Recorded data
════════

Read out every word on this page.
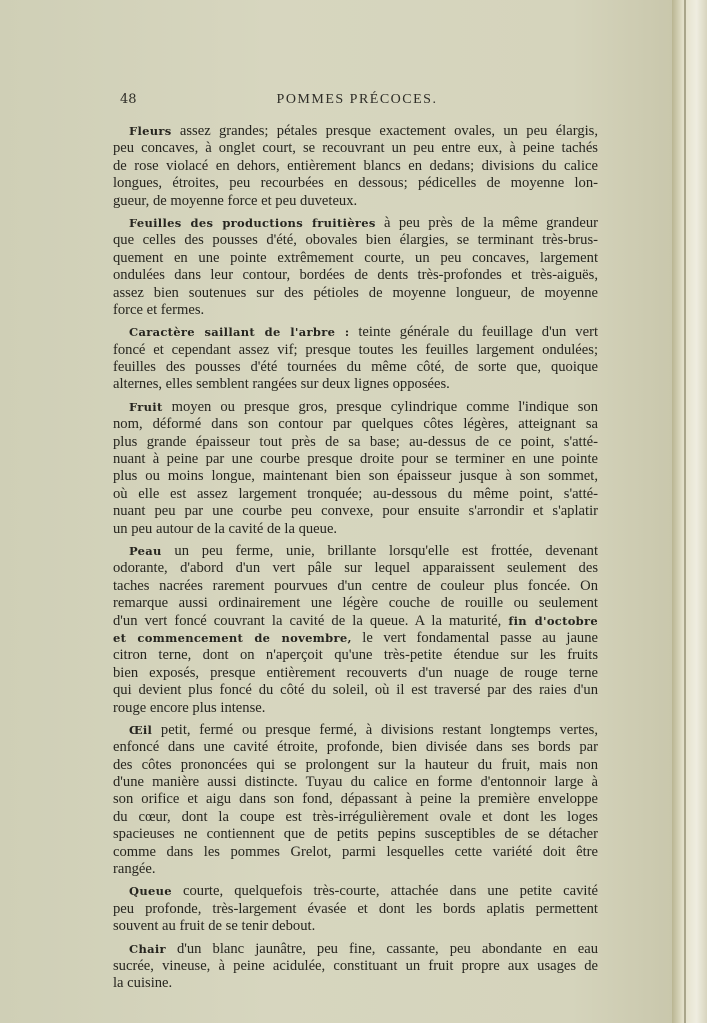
48	POMMES PRÉCOCES.
Fleurs assez grandes; pétales presque exactement ovales, un peu élargis,
peu concaves, à onglet court, se recouvrant un peu entre eux, à peine tachés
de rose violacé en dehors, entièrement blancs en dedans; divisions du calice
longues, étroites, peu recourbées en dessous; pédicelles de moyenne lon-
gueur, de moyenne force et peu duveteux.
Feuilles des productions fruitières à peu près de la même grandeur
que celles des pousses d'été, obovales bien élargies, se terminant très-brus-
quement en une pointe extrêmement courte, un peu concaves, largement
ondulées dans leur contour, bordées de dents très-profondes et très-aiguës,
assez bien soutenues sur des pétioles de moyenne longueur, de moyenne
force et fermes.
Caractère saillant de l'arbre : teinte générale du feuillage d'un vert
foncé et cependant assez vif; presque toutes les feuilles largement ondulées;
feuilles des pousses d'été tournées du même côté, de sorte que, quoique
alternes, elles semblent rangées sur deux lignes opposées.
Fruit moyen ou presque gros, presque cylindrique comme l'indique son
nom, déformé dans son contour par quelques côtes légères, atteignant sa
plus grande épaisseur tout près de sa base; au-dessus de ce point, s'atté-
nuant à peine par une courbe presque droite pour se terminer en une pointe
plus ou moins longue, maintenant bien son épaisseur jusque à son sommet,
où elle est assez largement tronquée; au-dessous du même point, s'atté-
nuant peu par une courbe peu convexe, pour ensuite s'arrondir et s'aplatir
un peu autour de la cavité de la queue.
Peau un peu ferme, unie, brillante lorsqu'elle est frottée, devenant
odorante, d'abord d'un vert pâle sur lequel apparaissent seulement des
taches nacrées rarement pourvues d'un centre de couleur plus foncée. On
remarque aussi ordinairement une légère couche de rouille ou seulement
d'un vert foncé couvrant la cavité de la queue. A la maturité, fin d'octobre
et commencement de novembre, le vert fondamental passe au jaune
citron terne, dont on n'aperçoit qu'une très-petite étendue sur les fruits
bien exposés, presque entièrement recouverts d'un nuage de rouge terne
qui devient plus foncé du côté du soleil, où il est traversé par des raies d'un
rouge encore plus intense.
Œil petit, fermé ou presque fermé, à divisions restant longtemps vertes,
enfoncé dans une cavité étroite, profonde, bien divisée dans ses bords par
des côtes prononcées qui se prolongent sur la hauteur du fruit, mais non
d'une manière aussi distincte. Tuyau du calice en forme d'entonnoir large à
son orifice et aigu dans son fond, dépassant à peine la première enveloppe
du cœur, dont la coupe est très-irrégulièrement ovale et dont les loges
spacieuses ne contiennent que de petits pepins susceptibles de se détacher
comme dans les pommes Grelot, parmi lesquelles cette variété doit être
rangée.
Queue courte, quelquefois très-courte, attachée dans une petite cavité
peu profonde, très-largement évasée et dont les bords aplatis permettent
souvent au fruit de se tenir debout.
Chair d'un blanc jaunâtre, peu fine, cassante, peu abondante en eau
sucrée, vineuse, à peine acidulée, constituant un fruit propre aux usages de
la cuisine.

════════

◆ **What you should do**
Report how many lines hold the string "dessous", giving the number and nothing else.

◆ **Output of the task**
2